GOAL - Repeat the records in full and exactly, omitting pictures.

MATERIAL TO PROCESS -
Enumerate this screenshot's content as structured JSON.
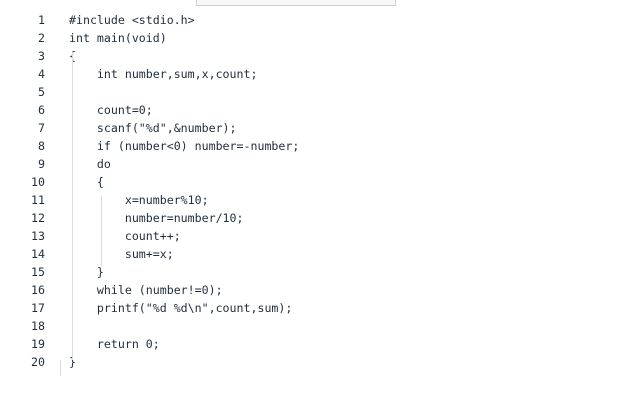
{
  "editor": {
    "lines": [
      {
        "number": "1",
        "code": "#include <stdio.h>"
      },
      {
        "number": "2",
        "code": "int main(void)"
      },
      {
        "number": "3",
        "code": "{"
      },
      {
        "number": "4",
        "code": "    int number,sum,x,count;"
      },
      {
        "number": "5",
        "code": ""
      },
      {
        "number": "6",
        "code": "    count=0;"
      },
      {
        "number": "7",
        "code": "    scanf(\"%d\",&number);"
      },
      {
        "number": "8",
        "code": "    if (number<0) number=-number;"
      },
      {
        "number": "9",
        "code": "    do"
      },
      {
        "number": "10",
        "code": "    {"
      },
      {
        "number": "11",
        "code": "        x=number%10;"
      },
      {
        "number": "12",
        "code": "        number=number/10;"
      },
      {
        "number": "13",
        "code": "        count++;"
      },
      {
        "number": "14",
        "code": "        sum+=x;"
      },
      {
        "number": "15",
        "code": "    }"
      },
      {
        "number": "16",
        "code": "    while (number!=0);"
      },
      {
        "number": "17",
        "code": "    printf(\"%d %d\\n\",count,sum);"
      },
      {
        "number": "18",
        "code": ""
      },
      {
        "number": "19",
        "code": "    return 0;"
      },
      {
        "number": "20",
        "code": "}"
      }
    ]
  }
}
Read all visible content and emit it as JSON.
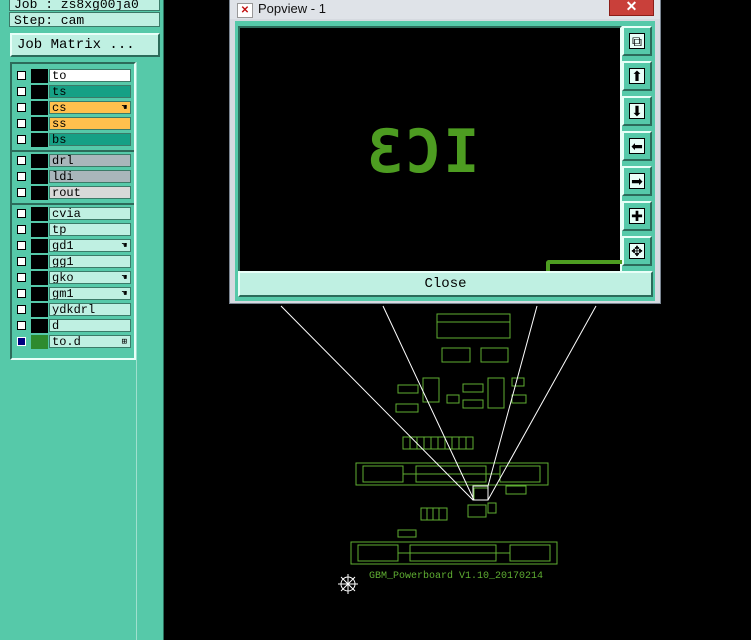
{
  "left_panel": {
    "job_line": "Job : zs8xg00ja0",
    "step_line": "Step: cam",
    "job_matrix_label": "Job Matrix ...",
    "layers": [
      {
        "name": "to",
        "bg": "#ffffff",
        "mark": ""
      },
      {
        "name": "ts",
        "bg": "#16a085",
        "mark": ""
      },
      {
        "name": "cs",
        "bg": "#ffc04d",
        "mark": "hand"
      },
      {
        "name": "ss",
        "bg": "#ffc04d",
        "mark": ""
      },
      {
        "name": "bs",
        "bg": "#16a085",
        "mark": ""
      },
      {
        "name": "drl",
        "bg": "#a9b6bb",
        "mark": ""
      },
      {
        "name": "ldi",
        "bg": "#a9b6bb",
        "mark": ""
      },
      {
        "name": "rout",
        "bg": "#d9d9d9",
        "mark": ""
      },
      {
        "name": "cvia",
        "bg": "#bff0e2",
        "mark": ""
      },
      {
        "name": "tp",
        "bg": "#bff0e2",
        "mark": ""
      },
      {
        "name": "gd1",
        "bg": "#bff0e2",
        "mark": "hand"
      },
      {
        "name": "gg1",
        "bg": "#bff0e2",
        "mark": ""
      },
      {
        "name": "gko",
        "bg": "#bff0e2",
        "mark": "hand"
      },
      {
        "name": "gm1",
        "bg": "#bff0e2",
        "mark": "hand"
      },
      {
        "name": "ydkdrl",
        "bg": "#bff0e2",
        "mark": ""
      },
      {
        "name": "d",
        "bg": "#bff0e2",
        "mark": ""
      },
      {
        "name": "to.d",
        "bg": "#bff0e2",
        "mark": "box"
      }
    ]
  },
  "popview": {
    "title": "Popview - 1",
    "close_x": "✕",
    "preview_text": "IC3",
    "close_button": "Close",
    "toolbar": [
      {
        "icon": "zoom-fit-icon",
        "glyph": "⧉"
      },
      {
        "icon": "pan-up-icon",
        "glyph": "⬆"
      },
      {
        "icon": "pan-down-icon",
        "glyph": "⬇"
      },
      {
        "icon": "pan-left-icon",
        "glyph": "⬅"
      },
      {
        "icon": "pan-right-icon",
        "glyph": "➡"
      },
      {
        "icon": "zoom-in-icon",
        "glyph": "✚"
      },
      {
        "icon": "zoom-out-icon",
        "glyph": "✥"
      }
    ]
  },
  "board": {
    "label": "GBM_Powerboard V1.10_20170214",
    "trace_color": "#4d9c21",
    "outline_color": "#6fbf3a"
  },
  "colors": {
    "panel": "#56c9a9",
    "field": "#bff0e2",
    "selected": "#000080"
  }
}
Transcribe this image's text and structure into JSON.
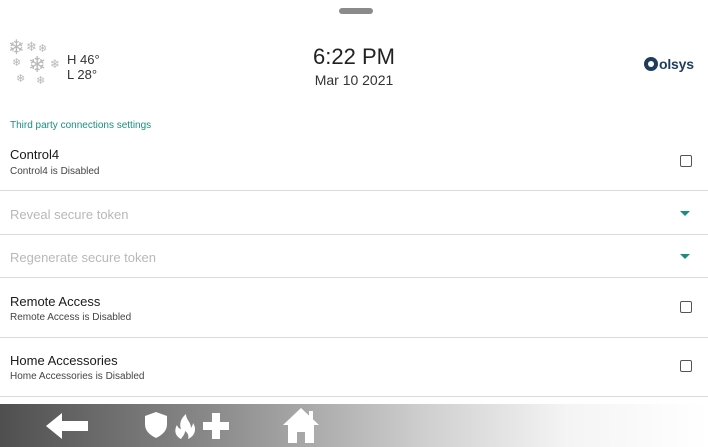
{
  "header": {
    "weather": {
      "icon": "snowflakes-icon",
      "high": "H 46°",
      "low": "L 28°"
    },
    "time": "6:22 PM",
    "date": "Mar 10 2021",
    "logo": "olsys"
  },
  "settings": {
    "section_title": "Third party connections settings",
    "control4": {
      "title": "Control4",
      "subtitle": "Control4 is Disabled",
      "checked": false
    },
    "reveal_token": {
      "label": "Reveal secure token"
    },
    "regenerate_token": {
      "label": "Regenerate secure token"
    },
    "remote_access": {
      "title": "Remote Access",
      "subtitle": "Remote Access is Disabled",
      "checked": false
    },
    "home_accessories": {
      "title": "Home Accessories",
      "subtitle": "Home Accessories is Disabled",
      "checked": false
    }
  },
  "bottom_nav": {
    "icons": [
      "back-arrow-icon",
      "police-shield-icon",
      "fire-flame-icon",
      "medical-cross-icon",
      "home-icon"
    ]
  },
  "colors": {
    "accent": "#1a8e7e",
    "muted_text": "#b8b8b8",
    "logo": "#1e3d5c"
  }
}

OUTPUT BELOW -
Enumerate this screenshot's content as structured JSON.
{
  "editor": {
    "lines": [
      {
        "number": "1",
        "code": "#include <stdio.h>"
      },
      {
        "number": "2",
        "code": "int main(void)"
      },
      {
        "number": "3",
        "code": "{"
      },
      {
        "number": "4",
        "code": "    int number,sum,x,count;"
      },
      {
        "number": "5",
        "code": ""
      },
      {
        "number": "6",
        "code": "    count=0;"
      },
      {
        "number": "7",
        "code": "    scanf(\"%d\",&number);"
      },
      {
        "number": "8",
        "code": "    if (number<0) number=-number;"
      },
      {
        "number": "9",
        "code": "    do"
      },
      {
        "number": "10",
        "code": "    {"
      },
      {
        "number": "11",
        "code": "        x=number%10;"
      },
      {
        "number": "12",
        "code": "        number=number/10;"
      },
      {
        "number": "13",
        "code": "        count++;"
      },
      {
        "number": "14",
        "code": "        sum+=x;"
      },
      {
        "number": "15",
        "code": "    }"
      },
      {
        "number": "16",
        "code": "    while (number!=0);"
      },
      {
        "number": "17",
        "code": "    printf(\"%d %d\\n\",count,sum);"
      },
      {
        "number": "18",
        "code": ""
      },
      {
        "number": "19",
        "code": "    return 0;"
      },
      {
        "number": "20",
        "code": "}"
      }
    ]
  }
}
Read all visible content and emit it as JSON.
{
  "left_panel": {
    "job_line": "Job : zs8xg00ja0",
    "step_line": "Step: cam",
    "job_matrix_label": "Job Matrix ...",
    "layers": [
      {
        "name": "to",
        "bg": "#ffffff",
        "mark": ""
      },
      {
        "name": "ts",
        "bg": "#16a085",
        "mark": ""
      },
      {
        "name": "cs",
        "bg": "#ffc04d",
        "mark": "hand"
      },
      {
        "name": "ss",
        "bg": "#ffc04d",
        "mark": ""
      },
      {
        "name": "bs",
        "bg": "#16a085",
        "mark": ""
      },
      {
        "name": "drl",
        "bg": "#a9b6bb",
        "mark": ""
      },
      {
        "name": "ldi",
        "bg": "#a9b6bb",
        "mark": ""
      },
      {
        "name": "rout",
        "bg": "#d9d9d9",
        "mark": ""
      },
      {
        "name": "cvia",
        "bg": "#bff0e2",
        "mark": ""
      },
      {
        "name": "tp",
        "bg": "#bff0e2",
        "mark": ""
      },
      {
        "name": "gd1",
        "bg": "#bff0e2",
        "mark": "hand"
      },
      {
        "name": "gg1",
        "bg": "#bff0e2",
        "mark": ""
      },
      {
        "name": "gko",
        "bg": "#bff0e2",
        "mark": "hand"
      },
      {
        "name": "gm1",
        "bg": "#bff0e2",
        "mark": "hand"
      },
      {
        "name": "ydkdrl",
        "bg": "#bff0e2",
        "mark": ""
      },
      {
        "name": "d",
        "bg": "#bff0e2",
        "mark": ""
      },
      {
        "name": "to.d",
        "bg": "#bff0e2",
        "mark": "box"
      }
    ]
  },
  "popview": {
    "title": "Popview - 1",
    "close_x": "✕",
    "preview_text": "IC3",
    "close_button": "Close",
    "toolbar": [
      {
        "icon": "zoom-fit-icon",
        "glyph": "⧉"
      },
      {
        "icon": "pan-up-icon",
        "glyph": "⬆"
      },
      {
        "icon": "pan-down-icon",
        "glyph": "⬇"
      },
      {
        "icon": "pan-left-icon",
        "glyph": "⬅"
      },
      {
        "icon": "pan-right-icon",
        "glyph": "➡"
      },
      {
        "icon": "zoom-in-icon",
        "glyph": "✚"
      },
      {
        "icon": "zoom-out-icon",
        "glyph": "✥"
      }
    ]
  },
  "board": {
    "label": "GBM_Powerboard V1.10_20170214",
    "trace_color": "#4d9c21",
    "outline_color": "#6fbf3a"
  },
  "colors": {
    "panel": "#56c9a9",
    "field": "#bff0e2",
    "selected": "#000080"
  }
}
Transcribe this image's text and structure into JSON.
{
  "header": {
    "weather": {
      "icon": "snowflakes-icon",
      "high": "H 46°",
      "low": "L 28°"
    },
    "time": "6:22 PM",
    "date": "Mar 10 2021",
    "logo": "olsys"
  },
  "settings": {
    "section_title": "Third party connections settings",
    "control4": {
      "title": "Control4",
      "subtitle": "Control4 is Disabled",
      "checked": false
    },
    "reveal_token": {
      "label": "Reveal secure token"
    },
    "regenerate_token": {
      "label": "Regenerate secure token"
    },
    "remote_access": {
      "title": "Remote Access",
      "subtitle": "Remote Access is Disabled",
      "checked": false
    },
    "home_accessories": {
      "title": "Home Accessories",
      "subtitle": "Home Accessories is Disabled",
      "checked": false
    }
  },
  "bottom_nav": {
    "icons": [
      "back-arrow-icon",
      "police-shield-icon",
      "fire-flame-icon",
      "medical-cross-icon",
      "home-icon"
    ]
  },
  "colors": {
    "accent": "#1a8e7e",
    "muted_text": "#b8b8b8",
    "logo": "#1e3d5c"
  }
}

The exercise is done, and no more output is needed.